▶ Task description: Filter the records below and copy every line containing the word "this".

▶ Records from a data source:

══════════════════════════════

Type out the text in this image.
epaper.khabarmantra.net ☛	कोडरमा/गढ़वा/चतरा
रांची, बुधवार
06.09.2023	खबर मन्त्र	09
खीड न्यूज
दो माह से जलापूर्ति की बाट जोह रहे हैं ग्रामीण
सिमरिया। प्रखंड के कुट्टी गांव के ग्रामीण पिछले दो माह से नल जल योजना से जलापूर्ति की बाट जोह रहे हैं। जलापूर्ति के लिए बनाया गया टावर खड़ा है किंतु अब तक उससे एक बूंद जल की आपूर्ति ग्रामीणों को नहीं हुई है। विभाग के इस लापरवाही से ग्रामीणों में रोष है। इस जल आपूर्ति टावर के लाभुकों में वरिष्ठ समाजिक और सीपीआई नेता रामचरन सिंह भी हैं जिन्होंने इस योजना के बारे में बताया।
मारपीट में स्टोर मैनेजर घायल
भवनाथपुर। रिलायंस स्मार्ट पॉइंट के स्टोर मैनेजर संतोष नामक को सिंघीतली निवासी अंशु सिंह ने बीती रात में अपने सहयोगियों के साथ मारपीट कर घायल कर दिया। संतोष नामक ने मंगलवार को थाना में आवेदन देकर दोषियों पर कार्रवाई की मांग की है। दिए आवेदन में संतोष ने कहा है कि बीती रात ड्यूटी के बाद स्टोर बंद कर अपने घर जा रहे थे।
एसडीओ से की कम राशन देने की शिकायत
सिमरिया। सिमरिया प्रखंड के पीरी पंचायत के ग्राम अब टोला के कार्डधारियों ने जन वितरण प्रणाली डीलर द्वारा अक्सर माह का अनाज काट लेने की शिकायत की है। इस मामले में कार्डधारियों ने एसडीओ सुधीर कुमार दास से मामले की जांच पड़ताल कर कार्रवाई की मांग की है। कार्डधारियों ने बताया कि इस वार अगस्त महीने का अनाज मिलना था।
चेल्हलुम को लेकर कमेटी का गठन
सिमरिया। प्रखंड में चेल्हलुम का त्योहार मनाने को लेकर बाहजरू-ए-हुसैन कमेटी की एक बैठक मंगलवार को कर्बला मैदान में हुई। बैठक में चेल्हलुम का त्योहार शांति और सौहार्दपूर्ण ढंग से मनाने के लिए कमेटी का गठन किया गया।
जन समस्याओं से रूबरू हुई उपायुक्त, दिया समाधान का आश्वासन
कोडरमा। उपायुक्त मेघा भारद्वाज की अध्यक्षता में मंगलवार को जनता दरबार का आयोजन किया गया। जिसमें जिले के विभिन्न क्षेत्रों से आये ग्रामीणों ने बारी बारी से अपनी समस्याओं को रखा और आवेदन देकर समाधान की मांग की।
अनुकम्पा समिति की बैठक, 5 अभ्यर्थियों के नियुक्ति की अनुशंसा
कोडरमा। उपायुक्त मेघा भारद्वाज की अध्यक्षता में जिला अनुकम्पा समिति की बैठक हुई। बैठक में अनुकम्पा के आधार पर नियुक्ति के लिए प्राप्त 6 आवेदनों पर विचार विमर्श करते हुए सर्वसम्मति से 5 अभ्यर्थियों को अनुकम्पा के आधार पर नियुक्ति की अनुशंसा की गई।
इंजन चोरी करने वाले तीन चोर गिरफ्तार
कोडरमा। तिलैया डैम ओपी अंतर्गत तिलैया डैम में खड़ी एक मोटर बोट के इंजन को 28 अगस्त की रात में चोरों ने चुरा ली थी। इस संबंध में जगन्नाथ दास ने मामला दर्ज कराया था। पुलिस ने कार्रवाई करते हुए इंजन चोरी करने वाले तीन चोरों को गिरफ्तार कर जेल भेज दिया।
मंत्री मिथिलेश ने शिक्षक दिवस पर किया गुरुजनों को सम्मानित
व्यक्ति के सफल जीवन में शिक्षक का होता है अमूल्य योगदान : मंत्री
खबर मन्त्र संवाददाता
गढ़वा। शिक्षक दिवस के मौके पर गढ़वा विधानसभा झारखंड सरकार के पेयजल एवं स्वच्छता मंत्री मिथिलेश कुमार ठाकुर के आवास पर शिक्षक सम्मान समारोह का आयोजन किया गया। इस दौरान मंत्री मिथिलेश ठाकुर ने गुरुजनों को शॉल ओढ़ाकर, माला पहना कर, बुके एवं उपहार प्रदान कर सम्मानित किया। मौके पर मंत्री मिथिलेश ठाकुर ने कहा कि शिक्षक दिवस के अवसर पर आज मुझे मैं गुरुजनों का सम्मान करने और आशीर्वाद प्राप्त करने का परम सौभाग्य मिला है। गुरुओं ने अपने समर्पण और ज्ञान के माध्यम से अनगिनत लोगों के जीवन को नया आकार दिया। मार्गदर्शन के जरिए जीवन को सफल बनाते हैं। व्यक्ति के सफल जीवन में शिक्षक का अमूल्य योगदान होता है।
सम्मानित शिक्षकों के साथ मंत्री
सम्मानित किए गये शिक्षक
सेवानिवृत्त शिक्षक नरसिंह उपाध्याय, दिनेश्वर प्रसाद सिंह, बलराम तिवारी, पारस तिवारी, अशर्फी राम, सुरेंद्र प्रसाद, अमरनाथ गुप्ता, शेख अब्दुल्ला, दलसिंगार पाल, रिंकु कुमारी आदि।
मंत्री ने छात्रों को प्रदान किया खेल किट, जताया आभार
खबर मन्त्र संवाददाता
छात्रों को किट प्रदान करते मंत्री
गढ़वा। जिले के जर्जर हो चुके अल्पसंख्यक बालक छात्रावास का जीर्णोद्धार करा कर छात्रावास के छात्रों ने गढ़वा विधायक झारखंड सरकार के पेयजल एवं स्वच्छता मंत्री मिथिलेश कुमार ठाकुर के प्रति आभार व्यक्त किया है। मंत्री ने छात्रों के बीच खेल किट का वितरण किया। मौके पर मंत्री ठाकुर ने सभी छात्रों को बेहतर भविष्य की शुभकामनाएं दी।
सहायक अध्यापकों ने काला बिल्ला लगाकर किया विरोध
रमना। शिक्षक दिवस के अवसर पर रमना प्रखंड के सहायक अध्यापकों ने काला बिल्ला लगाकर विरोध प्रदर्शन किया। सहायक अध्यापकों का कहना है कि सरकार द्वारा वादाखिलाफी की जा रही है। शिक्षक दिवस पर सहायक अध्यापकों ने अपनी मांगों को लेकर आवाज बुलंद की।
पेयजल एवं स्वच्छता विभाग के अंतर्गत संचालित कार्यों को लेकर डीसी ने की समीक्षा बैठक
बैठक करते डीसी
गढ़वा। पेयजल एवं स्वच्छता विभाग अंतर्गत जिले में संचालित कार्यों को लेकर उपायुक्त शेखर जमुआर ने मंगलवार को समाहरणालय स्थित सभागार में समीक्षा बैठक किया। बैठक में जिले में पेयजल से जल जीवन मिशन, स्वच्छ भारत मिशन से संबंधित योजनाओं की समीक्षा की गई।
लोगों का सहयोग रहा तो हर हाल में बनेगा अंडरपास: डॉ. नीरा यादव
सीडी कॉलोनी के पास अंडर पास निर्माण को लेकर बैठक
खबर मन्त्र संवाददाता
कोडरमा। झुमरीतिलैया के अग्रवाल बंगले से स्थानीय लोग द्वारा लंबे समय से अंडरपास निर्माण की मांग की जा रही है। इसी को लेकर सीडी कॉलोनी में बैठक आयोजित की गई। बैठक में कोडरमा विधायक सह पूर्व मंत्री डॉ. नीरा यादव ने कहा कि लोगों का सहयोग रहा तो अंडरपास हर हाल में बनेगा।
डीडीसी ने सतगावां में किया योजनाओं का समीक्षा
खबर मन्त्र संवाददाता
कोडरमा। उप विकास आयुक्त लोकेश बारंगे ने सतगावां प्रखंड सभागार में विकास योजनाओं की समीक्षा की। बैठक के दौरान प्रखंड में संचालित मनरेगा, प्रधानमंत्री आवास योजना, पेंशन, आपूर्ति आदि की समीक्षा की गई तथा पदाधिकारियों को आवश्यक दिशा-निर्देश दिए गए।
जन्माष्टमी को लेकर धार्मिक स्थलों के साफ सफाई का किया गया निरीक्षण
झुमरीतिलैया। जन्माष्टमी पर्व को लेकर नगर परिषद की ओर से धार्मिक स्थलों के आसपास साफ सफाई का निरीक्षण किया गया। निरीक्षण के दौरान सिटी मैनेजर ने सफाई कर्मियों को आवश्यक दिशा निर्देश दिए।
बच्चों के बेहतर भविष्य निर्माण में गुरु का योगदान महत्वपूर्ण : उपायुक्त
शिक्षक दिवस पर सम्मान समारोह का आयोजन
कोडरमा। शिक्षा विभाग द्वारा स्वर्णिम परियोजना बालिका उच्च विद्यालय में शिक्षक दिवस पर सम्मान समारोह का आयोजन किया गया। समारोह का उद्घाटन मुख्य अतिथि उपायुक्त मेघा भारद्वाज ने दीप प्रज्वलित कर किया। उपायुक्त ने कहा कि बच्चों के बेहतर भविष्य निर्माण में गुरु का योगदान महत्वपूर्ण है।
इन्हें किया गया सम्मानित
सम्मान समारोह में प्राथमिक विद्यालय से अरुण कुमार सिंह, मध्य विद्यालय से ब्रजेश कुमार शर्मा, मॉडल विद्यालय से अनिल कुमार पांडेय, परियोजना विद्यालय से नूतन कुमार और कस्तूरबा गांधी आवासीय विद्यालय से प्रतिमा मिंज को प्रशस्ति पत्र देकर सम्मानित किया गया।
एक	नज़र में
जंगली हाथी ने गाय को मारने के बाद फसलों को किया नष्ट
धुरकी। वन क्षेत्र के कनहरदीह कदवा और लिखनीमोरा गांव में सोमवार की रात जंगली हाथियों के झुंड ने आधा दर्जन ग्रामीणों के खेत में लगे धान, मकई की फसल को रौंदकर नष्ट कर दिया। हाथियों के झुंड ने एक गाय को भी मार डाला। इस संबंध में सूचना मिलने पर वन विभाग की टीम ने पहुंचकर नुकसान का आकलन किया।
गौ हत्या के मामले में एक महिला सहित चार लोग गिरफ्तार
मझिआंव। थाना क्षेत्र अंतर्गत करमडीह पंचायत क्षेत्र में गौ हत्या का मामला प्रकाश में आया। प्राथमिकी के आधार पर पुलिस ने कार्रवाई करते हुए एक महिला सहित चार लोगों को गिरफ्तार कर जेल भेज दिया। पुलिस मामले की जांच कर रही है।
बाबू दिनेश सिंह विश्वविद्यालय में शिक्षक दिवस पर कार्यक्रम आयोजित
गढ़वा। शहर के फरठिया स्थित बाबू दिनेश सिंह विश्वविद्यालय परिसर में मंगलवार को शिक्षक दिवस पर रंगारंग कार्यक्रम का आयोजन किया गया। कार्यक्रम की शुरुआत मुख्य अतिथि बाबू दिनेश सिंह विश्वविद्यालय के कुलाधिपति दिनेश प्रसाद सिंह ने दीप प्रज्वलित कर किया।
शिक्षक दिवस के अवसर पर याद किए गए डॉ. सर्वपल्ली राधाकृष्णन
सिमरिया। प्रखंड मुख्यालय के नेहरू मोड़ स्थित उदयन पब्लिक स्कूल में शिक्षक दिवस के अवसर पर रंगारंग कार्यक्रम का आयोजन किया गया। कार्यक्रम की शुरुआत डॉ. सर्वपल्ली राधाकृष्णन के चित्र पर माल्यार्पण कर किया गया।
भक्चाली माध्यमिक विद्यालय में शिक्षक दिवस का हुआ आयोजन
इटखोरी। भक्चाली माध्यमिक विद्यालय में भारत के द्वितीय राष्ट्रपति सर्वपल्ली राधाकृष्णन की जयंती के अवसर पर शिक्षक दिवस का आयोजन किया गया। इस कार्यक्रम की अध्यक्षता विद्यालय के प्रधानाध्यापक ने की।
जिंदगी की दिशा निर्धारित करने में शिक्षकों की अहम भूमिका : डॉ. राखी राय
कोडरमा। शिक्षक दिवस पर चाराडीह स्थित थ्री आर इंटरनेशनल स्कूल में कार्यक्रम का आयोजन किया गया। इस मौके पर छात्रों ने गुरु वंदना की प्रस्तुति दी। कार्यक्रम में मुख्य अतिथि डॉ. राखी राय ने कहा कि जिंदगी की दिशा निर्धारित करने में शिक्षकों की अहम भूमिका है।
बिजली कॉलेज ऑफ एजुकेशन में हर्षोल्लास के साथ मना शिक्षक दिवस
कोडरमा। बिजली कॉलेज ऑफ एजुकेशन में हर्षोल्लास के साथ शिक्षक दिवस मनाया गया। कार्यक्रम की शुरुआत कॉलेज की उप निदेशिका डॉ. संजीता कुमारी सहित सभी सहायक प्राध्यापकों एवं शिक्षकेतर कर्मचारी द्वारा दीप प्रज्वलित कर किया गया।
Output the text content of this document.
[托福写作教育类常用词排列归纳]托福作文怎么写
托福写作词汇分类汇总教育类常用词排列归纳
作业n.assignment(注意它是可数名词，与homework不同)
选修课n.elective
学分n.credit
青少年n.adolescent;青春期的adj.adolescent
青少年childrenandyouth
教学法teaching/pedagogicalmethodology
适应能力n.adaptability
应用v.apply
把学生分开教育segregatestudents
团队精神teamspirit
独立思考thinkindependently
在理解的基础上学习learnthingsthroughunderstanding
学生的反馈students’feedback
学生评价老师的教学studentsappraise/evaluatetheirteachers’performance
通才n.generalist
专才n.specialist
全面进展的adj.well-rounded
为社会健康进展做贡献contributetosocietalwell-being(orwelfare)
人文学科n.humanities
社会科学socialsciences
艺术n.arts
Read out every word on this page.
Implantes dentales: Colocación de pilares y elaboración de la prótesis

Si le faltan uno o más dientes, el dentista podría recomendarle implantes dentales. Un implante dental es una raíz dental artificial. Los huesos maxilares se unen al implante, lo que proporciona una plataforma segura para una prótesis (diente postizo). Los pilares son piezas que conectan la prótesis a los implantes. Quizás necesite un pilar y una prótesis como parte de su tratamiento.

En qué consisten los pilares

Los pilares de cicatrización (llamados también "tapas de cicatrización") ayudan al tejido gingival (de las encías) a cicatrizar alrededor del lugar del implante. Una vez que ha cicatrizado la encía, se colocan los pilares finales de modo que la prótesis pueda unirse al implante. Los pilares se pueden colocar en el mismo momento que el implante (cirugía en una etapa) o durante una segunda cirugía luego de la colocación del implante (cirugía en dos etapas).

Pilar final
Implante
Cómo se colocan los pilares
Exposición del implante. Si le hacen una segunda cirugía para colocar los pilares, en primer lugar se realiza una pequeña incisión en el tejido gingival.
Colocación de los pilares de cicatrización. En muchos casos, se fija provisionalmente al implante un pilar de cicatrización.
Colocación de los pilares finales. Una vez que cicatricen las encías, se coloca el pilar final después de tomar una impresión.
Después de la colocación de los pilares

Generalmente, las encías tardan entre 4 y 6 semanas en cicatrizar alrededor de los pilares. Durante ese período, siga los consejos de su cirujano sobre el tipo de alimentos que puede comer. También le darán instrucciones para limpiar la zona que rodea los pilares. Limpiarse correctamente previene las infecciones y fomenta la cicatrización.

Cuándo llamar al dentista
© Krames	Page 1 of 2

══════════════════════════════

▶ Response below:
Type out the text in this image.
Output the text content of this document.
Read out every word on this page.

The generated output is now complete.